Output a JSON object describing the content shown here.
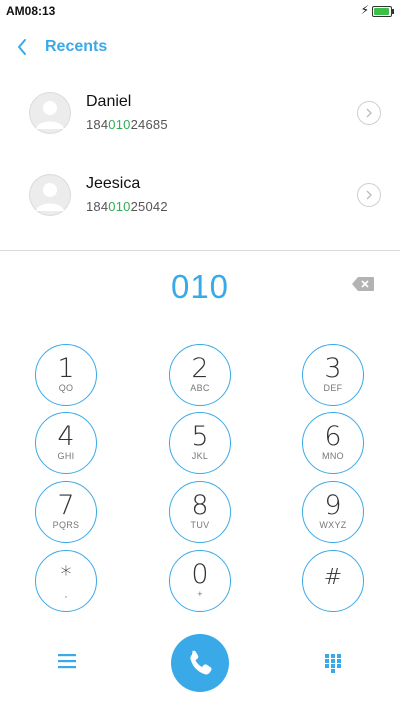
{
  "status_bar": {
    "time": "AM08:13"
  },
  "header": {
    "title": "Recents",
    "back_icon": "chevron-left-icon"
  },
  "recents": [
    {
      "name": "Daniel",
      "number_prefix": "184",
      "number_match": "010",
      "number_suffix": "24685"
    },
    {
      "name": "Jeesica",
      "number_prefix": "184",
      "number_match": "010",
      "number_suffix": "25042"
    }
  ],
  "dial_input": {
    "value": "010"
  },
  "keypad": [
    {
      "digit": "1",
      "letters": "QO"
    },
    {
      "digit": "2",
      "letters": "ABC"
    },
    {
      "digit": "3",
      "letters": "DEF"
    },
    {
      "digit": "4",
      "letters": "GHI"
    },
    {
      "digit": "5",
      "letters": "JKL"
    },
    {
      "digit": "6",
      "letters": "MNO"
    },
    {
      "digit": "7",
      "letters": "PQRS"
    },
    {
      "digit": "8",
      "letters": "TUV"
    },
    {
      "digit": "9",
      "letters": "WXYZ"
    },
    {
      "digit": "*",
      "letters": ","
    },
    {
      "digit": "0",
      "letters": "+"
    },
    {
      "digit": "#",
      "letters": ""
    }
  ],
  "colors": {
    "accent": "#3aa9e8",
    "match": "#2fae55",
    "battery": "#3dc04a"
  }
}
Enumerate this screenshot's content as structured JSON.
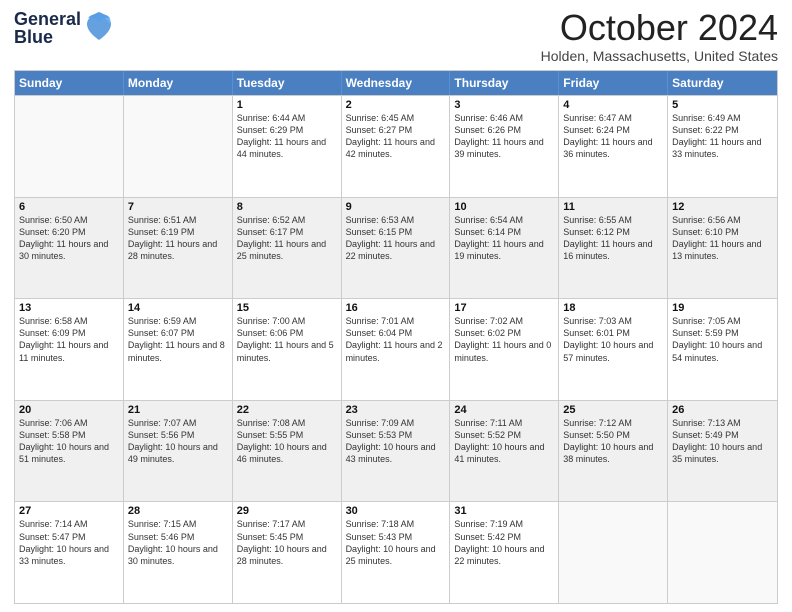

◆ ◆ ◆

• **Task brief**
Make a verbatim copy of all the entries and strip out the pictures.

• **Answer to this task**
Output a JSON object describing the content shown here.
{
  "status_bar": {
    "time": "AM08:13"
  },
  "header": {
    "title": "Recents",
    "back_icon": "chevron-left-icon"
  },
  "recents": [
    {
      "name": "Daniel",
      "number_prefix": "184",
      "number_match": "010",
      "number_suffix": "24685"
    },
    {
      "name": "Jeesica",
      "number_prefix": "184",
      "number_match": "010",
      "number_suffix": "25042"
    }
  ],
  "dial_input": {
    "value": "010"
  },
  "keypad": [
    {
      "digit": "1",
      "letters": "QO"
    },
    {
      "digit": "2",
      "letters": "ABC"
    },
    {
      "digit": "3",
      "letters": "DEF"
    },
    {
      "digit": "4",
      "letters": "GHI"
    },
    {
      "digit": "5",
      "letters": "JKL"
    },
    {
      "digit": "6",
      "letters": "MNO"
    },
    {
      "digit": "7",
      "letters": "PQRS"
    },
    {
      "digit": "8",
      "letters": "TUV"
    },
    {
      "digit": "9",
      "letters": "WXYZ"
    },
    {
      "digit": "*",
      "letters": ","
    },
    {
      "digit": "0",
      "letters": "+"
    },
    {
      "digit": "#",
      "letters": ""
    }
  ],
  "colors": {
    "accent": "#3aa9e8",
    "match": "#2fae55",
    "battery": "#3dc04a"
  }
}
Enumerate this screenshot's content as structured JSON.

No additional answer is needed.